Sanjar Shaakhmedov

Personal information
- Full name: Sanjar Shaakhmedov
- Date of birth: 23 September 1990 (age 35)
- Place of birth: Tashkent, Uzbek SSR, Soviet Union
- Height: 5 ft 8 in (1.73 m)
- Position: Midfielder

Team information
- Current team: Metallurg Bekabad

Senior career*
- Years: Team / Apps / (Gls)
- 2010–2014: AGMK / 98 / (11)
- 2015–2017: Lokomotiv Tashkent / 15 / (1)
- 2017: Al-Sailiya / 8 / (2)
- 2017–2019: Lokomotiv Tashkent / 46 / (10)
- 2019–2020: Terengganu / 37 / (16)
- 2021: AGMK / 24 / (1)
- 2022: Qizilqum / 26 / (1)
- 2023: Sogdiana Jizzakh / 23 / (0)
- 2024: Dinamo Samarqand / 23 / (1)
- 2025: Khorazm / 14 / (0)
- 2026–: Metallurg Bekabad / 0 / (0)

International career^{‡}
- 2015–2021: Uzbekistan / 3 / (0)

= Sanjar Shaakhmedov =

Uzbekistani footballer

Sanjar Shaakhmedov (Russian: Санжар Шоахмедов; born 23 September 1990) is an Uzbekistani professional footballer who plays as a midfielder for Uzbekistan Super League club Metallurg Bekabad.

== Career ==

=== Lokomotiv Tashkent (2015–2017) ===
Sanjar started his professional football career at Lokomotiv Tashkent in 2015, making his debut in a 3-1 defeat against Al Hilal for the AFC Champions League on 25 February 2015, and scoring his first goal in a 5-0 victory against Al-Sadd on 8 April 2015.

=== Al-Sailiya ===
Sanjar signed for Al-Sailiya for €500 thousand on 16 January 2017, making his first match on the club in a 1-0 victory against Umm Salal for Stars League on 20 January 2017, and scoring his first goal in a 1-1 draw against El-Jaish on 2 February 2017.

* Dataset extract *
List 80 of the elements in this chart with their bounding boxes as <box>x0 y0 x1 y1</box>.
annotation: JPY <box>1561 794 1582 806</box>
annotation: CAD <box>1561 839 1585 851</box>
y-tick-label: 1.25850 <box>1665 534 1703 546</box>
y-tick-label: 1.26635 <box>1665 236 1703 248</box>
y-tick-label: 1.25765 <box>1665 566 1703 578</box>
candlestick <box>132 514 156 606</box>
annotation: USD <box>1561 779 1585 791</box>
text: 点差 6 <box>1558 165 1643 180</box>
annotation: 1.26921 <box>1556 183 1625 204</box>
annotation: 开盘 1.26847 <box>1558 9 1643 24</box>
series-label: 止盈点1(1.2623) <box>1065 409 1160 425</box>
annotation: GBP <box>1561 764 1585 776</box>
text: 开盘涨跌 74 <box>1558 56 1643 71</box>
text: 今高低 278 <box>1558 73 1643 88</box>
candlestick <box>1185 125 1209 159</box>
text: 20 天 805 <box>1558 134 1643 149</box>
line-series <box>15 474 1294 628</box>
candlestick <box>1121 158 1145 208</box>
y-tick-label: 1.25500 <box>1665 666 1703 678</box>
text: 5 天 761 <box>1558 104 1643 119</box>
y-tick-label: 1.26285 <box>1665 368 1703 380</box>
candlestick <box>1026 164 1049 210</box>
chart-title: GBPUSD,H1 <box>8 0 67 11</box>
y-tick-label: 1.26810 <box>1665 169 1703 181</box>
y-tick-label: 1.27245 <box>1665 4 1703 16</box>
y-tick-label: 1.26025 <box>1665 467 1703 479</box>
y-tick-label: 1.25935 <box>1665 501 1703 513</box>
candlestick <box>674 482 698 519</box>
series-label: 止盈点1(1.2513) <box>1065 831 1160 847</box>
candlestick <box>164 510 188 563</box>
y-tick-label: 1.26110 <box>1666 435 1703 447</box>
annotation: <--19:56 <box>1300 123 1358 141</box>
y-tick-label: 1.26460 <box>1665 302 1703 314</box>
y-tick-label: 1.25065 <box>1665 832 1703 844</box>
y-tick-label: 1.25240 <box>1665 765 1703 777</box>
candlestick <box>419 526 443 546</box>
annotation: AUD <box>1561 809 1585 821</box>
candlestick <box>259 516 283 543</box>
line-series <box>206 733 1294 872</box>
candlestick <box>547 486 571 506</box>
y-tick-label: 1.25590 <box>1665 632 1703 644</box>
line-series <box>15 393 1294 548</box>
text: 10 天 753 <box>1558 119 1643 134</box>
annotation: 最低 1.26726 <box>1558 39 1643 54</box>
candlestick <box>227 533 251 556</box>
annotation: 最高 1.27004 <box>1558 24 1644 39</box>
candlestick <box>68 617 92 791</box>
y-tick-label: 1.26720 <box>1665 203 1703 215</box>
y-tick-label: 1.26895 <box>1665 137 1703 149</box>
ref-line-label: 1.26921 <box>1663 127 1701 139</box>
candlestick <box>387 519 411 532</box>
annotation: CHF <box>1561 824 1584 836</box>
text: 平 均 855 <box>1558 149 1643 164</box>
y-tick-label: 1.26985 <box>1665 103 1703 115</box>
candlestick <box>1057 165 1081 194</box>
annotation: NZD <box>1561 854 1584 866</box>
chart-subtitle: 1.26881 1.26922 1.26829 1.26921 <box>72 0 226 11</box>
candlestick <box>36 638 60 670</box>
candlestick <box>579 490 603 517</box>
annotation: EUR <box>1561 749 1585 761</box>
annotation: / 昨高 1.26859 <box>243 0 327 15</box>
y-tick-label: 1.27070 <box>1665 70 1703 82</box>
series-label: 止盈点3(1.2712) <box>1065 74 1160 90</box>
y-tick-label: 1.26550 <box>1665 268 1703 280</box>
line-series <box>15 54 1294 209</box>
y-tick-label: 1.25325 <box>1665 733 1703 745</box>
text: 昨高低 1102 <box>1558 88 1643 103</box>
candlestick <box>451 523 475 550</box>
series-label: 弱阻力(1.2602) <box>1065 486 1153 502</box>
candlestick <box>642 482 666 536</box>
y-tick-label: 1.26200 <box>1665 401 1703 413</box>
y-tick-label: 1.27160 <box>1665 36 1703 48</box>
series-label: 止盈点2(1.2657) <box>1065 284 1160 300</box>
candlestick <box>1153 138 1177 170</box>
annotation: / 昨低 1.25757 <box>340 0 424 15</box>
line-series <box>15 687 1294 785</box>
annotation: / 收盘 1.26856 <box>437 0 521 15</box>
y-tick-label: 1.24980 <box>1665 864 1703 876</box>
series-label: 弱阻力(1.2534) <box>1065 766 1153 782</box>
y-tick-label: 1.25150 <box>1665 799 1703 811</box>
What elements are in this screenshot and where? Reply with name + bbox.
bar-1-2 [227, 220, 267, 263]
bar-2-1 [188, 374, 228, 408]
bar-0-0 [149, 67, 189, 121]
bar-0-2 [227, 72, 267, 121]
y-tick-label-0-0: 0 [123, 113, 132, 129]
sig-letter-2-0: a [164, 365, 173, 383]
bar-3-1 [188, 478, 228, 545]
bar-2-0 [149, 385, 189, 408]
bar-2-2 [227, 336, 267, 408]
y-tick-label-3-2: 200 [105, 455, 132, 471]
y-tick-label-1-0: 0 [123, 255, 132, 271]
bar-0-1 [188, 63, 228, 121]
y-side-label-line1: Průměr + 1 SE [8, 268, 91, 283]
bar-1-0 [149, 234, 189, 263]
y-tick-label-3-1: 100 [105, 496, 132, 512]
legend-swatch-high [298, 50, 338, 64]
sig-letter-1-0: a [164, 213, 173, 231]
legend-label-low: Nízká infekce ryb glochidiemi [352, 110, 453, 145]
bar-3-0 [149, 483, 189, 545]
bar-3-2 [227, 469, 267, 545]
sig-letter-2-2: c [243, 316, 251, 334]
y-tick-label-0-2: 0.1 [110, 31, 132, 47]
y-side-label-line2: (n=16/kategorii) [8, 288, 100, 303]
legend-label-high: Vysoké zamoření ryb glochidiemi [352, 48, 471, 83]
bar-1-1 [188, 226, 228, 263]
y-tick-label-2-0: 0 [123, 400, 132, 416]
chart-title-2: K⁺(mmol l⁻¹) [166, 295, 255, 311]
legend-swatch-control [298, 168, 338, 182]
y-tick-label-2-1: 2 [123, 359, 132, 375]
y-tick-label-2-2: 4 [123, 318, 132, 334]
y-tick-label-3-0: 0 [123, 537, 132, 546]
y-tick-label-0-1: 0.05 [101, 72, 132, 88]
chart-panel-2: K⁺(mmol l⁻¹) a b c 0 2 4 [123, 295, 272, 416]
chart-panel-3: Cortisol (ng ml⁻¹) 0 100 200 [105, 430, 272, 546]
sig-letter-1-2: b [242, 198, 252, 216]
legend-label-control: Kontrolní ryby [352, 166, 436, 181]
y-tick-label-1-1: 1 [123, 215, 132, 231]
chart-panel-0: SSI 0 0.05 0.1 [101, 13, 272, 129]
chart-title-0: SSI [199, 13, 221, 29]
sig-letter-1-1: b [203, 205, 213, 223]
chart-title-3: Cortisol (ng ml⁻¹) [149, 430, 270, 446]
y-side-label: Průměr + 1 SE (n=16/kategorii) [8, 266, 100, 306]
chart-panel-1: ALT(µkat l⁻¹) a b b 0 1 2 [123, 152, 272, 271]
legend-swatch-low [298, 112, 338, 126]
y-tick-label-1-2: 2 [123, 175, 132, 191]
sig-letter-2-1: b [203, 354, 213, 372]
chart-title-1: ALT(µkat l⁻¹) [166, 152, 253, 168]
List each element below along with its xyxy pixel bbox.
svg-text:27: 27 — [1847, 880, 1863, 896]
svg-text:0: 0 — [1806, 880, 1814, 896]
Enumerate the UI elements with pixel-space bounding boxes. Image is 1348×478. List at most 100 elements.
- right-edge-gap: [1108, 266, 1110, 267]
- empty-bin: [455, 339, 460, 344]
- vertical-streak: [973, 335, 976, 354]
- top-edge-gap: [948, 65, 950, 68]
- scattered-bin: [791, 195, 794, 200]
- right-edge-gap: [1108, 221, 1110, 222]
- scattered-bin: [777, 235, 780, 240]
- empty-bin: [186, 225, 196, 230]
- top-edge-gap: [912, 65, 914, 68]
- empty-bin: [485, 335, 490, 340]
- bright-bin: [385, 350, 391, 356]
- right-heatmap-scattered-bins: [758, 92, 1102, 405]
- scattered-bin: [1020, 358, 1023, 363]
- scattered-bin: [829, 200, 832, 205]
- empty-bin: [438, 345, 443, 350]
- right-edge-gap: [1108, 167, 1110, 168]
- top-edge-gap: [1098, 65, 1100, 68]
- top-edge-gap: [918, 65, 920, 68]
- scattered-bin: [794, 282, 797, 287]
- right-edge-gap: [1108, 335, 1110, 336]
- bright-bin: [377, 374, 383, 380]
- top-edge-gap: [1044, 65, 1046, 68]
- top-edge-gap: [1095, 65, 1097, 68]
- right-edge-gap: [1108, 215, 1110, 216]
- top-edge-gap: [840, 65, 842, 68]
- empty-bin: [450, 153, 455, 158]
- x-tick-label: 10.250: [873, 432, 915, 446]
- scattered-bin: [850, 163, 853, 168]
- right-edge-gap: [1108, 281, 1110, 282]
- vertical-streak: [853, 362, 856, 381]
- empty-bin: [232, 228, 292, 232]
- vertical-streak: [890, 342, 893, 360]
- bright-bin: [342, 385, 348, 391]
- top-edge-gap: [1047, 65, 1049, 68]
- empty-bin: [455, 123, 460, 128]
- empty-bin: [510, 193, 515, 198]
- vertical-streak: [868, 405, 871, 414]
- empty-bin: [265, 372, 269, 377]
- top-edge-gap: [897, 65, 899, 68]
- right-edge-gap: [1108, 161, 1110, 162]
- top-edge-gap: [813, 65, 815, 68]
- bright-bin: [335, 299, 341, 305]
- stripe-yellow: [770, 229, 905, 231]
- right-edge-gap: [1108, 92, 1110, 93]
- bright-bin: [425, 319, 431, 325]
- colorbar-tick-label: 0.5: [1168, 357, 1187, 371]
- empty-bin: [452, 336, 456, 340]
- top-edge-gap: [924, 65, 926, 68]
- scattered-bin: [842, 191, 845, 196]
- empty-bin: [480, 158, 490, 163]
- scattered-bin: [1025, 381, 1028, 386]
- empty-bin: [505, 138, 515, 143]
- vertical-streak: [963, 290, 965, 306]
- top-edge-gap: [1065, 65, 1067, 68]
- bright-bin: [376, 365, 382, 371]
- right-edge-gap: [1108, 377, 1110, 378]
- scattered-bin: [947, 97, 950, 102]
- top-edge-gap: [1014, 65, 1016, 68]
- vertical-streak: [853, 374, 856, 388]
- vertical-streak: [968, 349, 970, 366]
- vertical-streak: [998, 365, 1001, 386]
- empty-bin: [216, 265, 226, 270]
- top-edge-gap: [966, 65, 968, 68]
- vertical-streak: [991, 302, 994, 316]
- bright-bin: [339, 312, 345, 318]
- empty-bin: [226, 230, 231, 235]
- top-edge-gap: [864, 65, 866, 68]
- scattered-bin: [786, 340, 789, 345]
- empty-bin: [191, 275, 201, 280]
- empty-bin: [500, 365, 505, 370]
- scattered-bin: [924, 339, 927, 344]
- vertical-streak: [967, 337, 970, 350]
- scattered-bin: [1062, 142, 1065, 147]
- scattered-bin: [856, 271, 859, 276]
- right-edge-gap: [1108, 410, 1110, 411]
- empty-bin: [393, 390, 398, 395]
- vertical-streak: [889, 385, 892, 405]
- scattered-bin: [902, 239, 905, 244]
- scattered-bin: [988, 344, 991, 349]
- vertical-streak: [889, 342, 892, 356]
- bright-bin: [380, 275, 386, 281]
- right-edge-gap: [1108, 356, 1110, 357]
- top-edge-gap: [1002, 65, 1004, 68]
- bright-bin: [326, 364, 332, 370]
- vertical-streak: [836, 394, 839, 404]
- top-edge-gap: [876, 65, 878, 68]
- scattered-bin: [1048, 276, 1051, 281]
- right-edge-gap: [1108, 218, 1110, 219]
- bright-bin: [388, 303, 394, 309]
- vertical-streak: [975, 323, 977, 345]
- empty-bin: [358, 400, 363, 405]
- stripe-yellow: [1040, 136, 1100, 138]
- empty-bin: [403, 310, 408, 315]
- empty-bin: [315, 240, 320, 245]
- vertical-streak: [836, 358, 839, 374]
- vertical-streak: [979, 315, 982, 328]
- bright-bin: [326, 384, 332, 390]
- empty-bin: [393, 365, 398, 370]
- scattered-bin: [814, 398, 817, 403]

* Task instructions *
a) List every opposing club named in the Career section of the footballer profile.
b) Rename "Lokomotiv Tashkent" as "Lokomotiv" in the part of the footballer profile that begins at the words "Senior career*" and stops after "Samarqand / 23 / (1)".

* Responses for each task *
a)
Al Hilal
Al-Sadd
Umm Salal
El-Jaish

b)
Senior career*
- Years: Team / Apps / (Gls)
- 2010–2014: AGMK / 98 / (11)
- 2015–2017: Lokomotiv / 15 / (1)
- 2017: Al-Sailiya / 8 / (2)
- 2017–2019: Lokomotiv / 46 / (10)
- 2019–2020: Terengganu / 37 / (16)
- 2021: AGMK / 24 / (1)
- 2022: Qizilqum / 26 / (1)
- 2023: Sogdiana Jizzakh / 23 / (0)
- 2024: Dinamo Samarqand / 23 / (1)